**YOUR OBJECTIVE:** Go over the entries below line by line, copying each one that contains the word "http".

━━ SOURCE DATA ━━

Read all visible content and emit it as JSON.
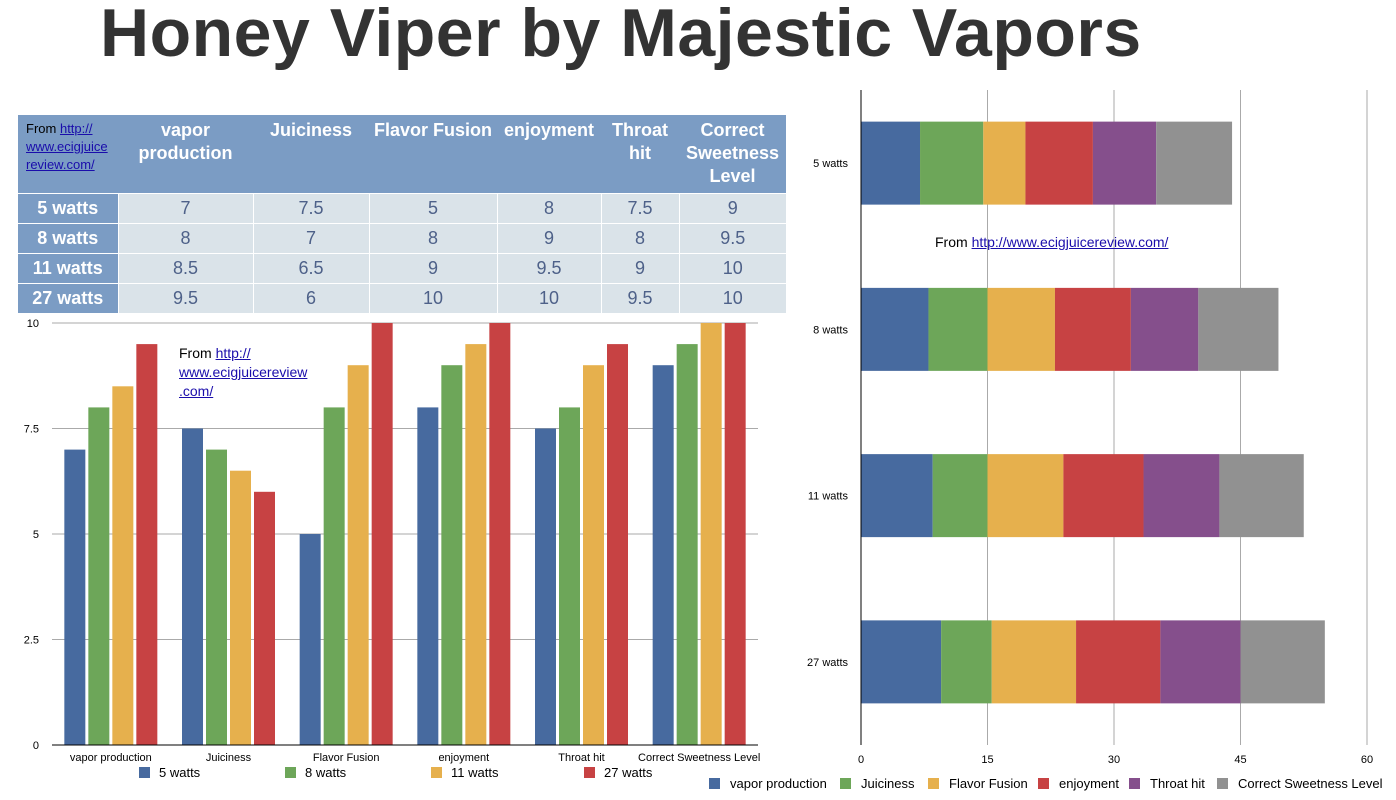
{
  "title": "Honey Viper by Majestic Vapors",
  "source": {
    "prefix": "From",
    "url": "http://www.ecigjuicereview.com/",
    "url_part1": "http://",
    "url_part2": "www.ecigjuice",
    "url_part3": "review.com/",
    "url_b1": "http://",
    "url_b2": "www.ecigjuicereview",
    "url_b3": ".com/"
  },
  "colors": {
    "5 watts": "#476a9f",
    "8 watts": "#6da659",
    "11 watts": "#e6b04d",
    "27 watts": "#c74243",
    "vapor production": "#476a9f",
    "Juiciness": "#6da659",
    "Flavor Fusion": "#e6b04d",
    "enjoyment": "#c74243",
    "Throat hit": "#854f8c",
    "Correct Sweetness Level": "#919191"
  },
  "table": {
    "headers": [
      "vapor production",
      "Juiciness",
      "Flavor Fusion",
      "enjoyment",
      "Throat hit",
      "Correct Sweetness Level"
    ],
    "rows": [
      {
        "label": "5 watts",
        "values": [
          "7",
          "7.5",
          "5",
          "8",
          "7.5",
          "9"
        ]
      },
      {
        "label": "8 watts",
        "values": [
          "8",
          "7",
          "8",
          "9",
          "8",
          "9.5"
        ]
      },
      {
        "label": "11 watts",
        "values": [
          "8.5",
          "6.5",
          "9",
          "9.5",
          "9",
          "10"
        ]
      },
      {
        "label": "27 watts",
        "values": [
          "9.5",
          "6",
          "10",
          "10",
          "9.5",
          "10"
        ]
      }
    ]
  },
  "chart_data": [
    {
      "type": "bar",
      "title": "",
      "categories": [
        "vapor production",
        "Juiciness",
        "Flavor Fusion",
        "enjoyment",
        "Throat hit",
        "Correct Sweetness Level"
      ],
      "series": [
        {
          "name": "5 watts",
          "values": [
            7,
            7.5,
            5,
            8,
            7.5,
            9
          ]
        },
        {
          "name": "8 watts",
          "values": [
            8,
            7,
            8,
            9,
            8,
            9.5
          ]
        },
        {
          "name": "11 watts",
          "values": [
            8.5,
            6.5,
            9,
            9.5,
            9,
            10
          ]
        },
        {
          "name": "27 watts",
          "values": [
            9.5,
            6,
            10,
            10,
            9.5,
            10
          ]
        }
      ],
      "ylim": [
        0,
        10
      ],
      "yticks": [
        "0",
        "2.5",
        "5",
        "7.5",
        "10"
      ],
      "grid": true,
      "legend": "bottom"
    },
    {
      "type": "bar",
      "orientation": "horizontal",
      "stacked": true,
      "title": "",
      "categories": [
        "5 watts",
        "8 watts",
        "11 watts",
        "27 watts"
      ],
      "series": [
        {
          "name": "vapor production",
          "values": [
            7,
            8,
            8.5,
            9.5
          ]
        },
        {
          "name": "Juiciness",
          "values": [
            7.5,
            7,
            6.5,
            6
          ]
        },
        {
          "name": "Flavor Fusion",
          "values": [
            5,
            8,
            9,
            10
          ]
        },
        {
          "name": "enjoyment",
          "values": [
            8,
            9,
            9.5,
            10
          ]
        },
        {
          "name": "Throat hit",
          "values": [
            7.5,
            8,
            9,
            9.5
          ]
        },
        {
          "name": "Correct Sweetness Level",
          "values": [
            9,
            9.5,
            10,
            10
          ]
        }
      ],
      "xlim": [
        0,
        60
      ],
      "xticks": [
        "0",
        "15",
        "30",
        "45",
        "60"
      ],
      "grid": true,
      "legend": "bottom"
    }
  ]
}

━━━
━━ SOURCE DATA ━━

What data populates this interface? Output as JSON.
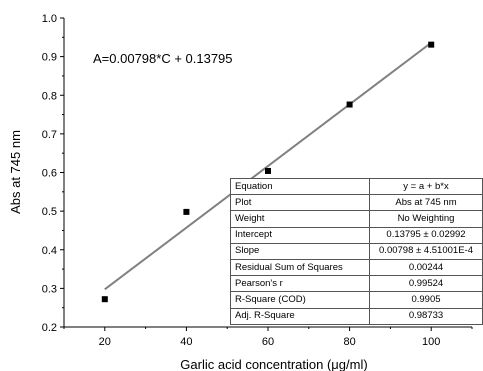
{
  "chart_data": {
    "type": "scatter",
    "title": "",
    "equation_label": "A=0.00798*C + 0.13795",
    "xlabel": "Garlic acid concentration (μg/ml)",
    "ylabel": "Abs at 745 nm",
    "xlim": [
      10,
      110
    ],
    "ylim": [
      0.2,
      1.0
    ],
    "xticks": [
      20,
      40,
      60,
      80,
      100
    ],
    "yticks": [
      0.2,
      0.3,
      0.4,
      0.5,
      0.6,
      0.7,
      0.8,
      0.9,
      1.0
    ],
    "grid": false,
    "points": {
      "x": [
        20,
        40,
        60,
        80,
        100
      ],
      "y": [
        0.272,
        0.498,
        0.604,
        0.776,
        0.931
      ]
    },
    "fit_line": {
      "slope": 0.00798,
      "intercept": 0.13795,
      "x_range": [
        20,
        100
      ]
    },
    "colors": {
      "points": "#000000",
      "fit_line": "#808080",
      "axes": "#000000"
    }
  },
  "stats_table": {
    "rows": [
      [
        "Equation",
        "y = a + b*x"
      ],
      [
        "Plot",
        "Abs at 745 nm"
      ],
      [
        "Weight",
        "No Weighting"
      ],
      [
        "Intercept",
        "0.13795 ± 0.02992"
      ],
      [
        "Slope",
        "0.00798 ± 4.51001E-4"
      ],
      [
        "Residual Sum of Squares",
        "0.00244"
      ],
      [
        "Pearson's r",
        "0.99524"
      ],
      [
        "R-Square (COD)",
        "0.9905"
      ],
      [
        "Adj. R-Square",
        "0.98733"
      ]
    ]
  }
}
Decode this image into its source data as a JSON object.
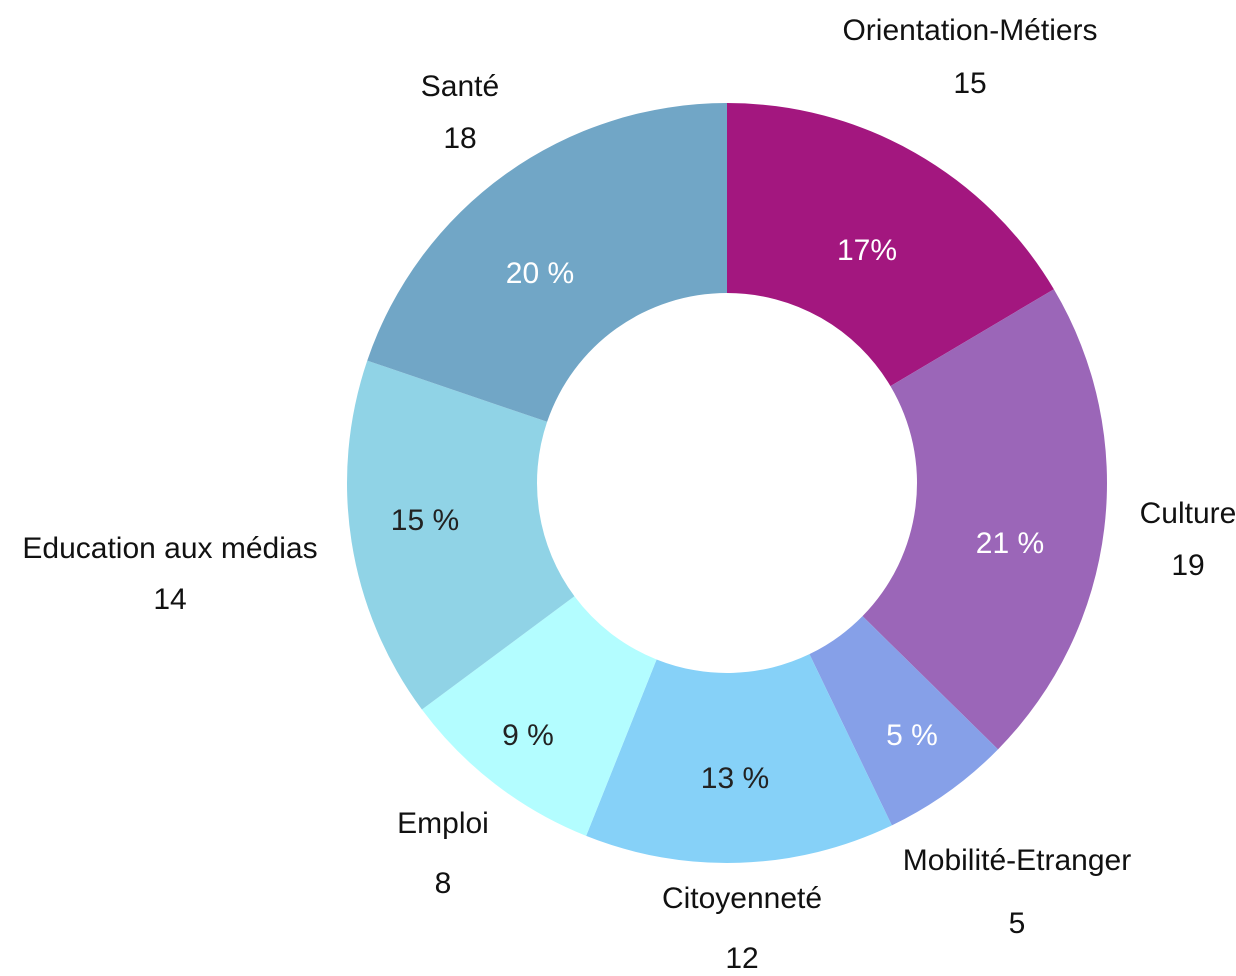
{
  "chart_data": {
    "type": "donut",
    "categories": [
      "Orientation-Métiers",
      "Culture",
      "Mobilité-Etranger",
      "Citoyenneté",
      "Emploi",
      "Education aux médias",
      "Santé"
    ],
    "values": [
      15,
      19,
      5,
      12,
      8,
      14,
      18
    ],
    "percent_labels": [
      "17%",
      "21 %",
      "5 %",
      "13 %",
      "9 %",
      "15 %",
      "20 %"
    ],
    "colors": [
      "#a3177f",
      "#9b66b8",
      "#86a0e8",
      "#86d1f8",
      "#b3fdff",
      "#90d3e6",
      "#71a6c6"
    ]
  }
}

━━━

**EXERCISE ANSWER:**
    "url": "http://www.ecigjuicereview.com/",
    "url_part1": "http://",
    "url_b1": "http://",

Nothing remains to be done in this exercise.